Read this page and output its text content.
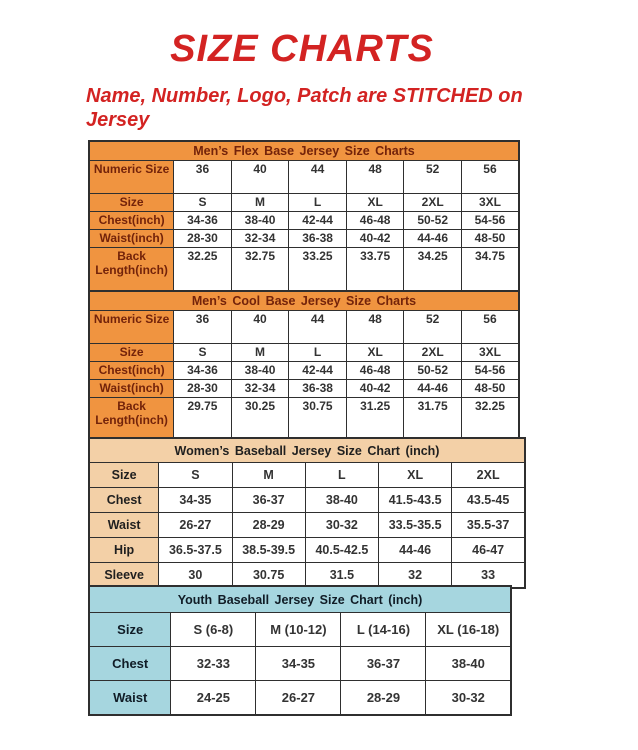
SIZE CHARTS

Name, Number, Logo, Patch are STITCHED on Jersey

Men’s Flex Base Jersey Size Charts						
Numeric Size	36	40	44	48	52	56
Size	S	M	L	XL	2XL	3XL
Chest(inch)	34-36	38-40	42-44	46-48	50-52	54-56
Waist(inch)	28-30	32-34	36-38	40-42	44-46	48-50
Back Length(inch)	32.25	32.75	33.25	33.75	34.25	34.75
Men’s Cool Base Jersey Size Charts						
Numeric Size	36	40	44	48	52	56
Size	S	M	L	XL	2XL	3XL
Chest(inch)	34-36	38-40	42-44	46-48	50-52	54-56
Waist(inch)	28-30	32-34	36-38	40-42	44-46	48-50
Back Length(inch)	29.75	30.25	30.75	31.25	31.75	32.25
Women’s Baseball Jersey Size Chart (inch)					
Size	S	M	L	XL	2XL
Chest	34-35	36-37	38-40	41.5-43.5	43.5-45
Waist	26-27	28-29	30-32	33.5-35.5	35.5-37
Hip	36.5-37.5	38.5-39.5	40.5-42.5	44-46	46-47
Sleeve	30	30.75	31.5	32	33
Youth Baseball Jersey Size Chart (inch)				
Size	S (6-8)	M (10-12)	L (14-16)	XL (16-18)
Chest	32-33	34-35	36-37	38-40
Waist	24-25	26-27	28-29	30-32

* * *

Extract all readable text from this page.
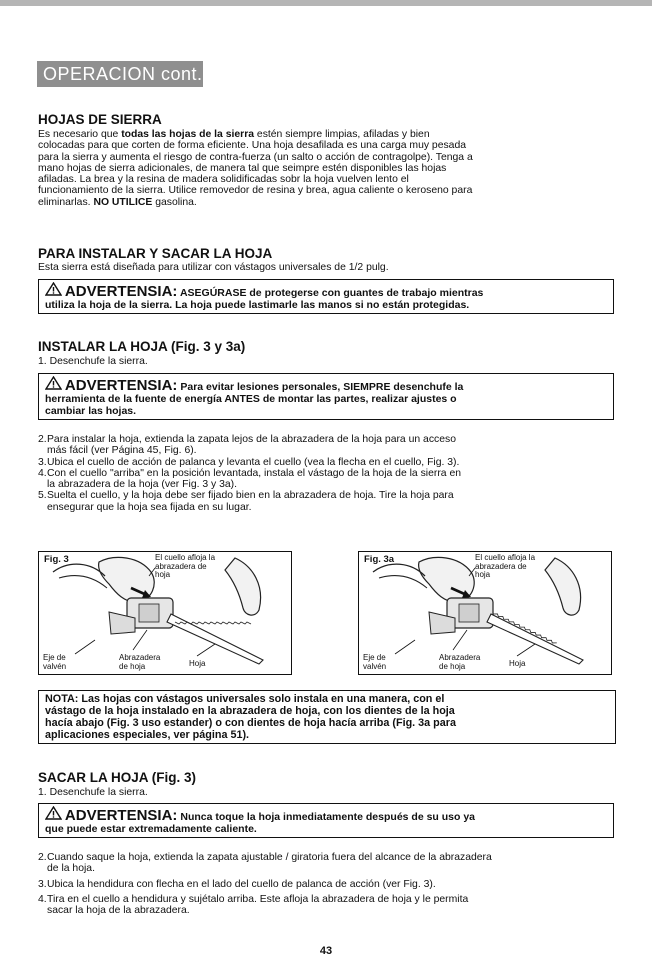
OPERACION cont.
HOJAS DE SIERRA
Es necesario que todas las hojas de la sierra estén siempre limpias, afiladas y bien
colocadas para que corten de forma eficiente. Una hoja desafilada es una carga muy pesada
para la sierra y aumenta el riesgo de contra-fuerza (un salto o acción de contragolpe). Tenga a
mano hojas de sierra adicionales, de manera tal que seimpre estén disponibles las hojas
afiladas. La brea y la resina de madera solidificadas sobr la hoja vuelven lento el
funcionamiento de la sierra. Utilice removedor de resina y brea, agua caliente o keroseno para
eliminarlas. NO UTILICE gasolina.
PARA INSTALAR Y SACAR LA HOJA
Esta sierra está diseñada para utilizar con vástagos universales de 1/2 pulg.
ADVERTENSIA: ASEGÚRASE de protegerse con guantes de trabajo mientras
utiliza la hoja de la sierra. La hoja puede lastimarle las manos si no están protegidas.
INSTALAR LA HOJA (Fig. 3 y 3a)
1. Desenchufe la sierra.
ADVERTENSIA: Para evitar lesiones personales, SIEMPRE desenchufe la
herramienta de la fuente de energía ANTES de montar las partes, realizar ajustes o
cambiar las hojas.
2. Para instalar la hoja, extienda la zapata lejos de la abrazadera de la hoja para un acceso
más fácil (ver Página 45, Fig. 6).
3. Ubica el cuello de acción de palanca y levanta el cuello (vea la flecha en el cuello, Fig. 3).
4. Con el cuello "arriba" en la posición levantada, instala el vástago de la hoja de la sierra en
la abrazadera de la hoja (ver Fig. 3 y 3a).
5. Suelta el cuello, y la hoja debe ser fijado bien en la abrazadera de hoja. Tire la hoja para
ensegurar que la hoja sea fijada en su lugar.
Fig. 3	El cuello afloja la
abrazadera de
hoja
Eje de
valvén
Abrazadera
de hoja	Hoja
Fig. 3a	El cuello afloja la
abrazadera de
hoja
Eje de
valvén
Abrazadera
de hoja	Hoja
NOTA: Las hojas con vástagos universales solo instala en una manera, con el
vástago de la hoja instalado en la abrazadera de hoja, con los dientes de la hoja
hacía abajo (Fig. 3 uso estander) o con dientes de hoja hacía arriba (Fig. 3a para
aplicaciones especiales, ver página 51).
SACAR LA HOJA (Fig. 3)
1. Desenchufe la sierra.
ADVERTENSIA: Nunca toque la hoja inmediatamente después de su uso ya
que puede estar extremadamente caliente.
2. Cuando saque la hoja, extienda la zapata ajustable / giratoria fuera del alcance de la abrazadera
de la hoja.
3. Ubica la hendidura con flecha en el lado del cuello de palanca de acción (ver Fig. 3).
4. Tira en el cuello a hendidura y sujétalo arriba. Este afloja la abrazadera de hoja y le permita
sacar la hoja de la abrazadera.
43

PROBLEM DETAILS:
How many of the lines above hold "brea"? Answer with only the number.

THE REPLY:
2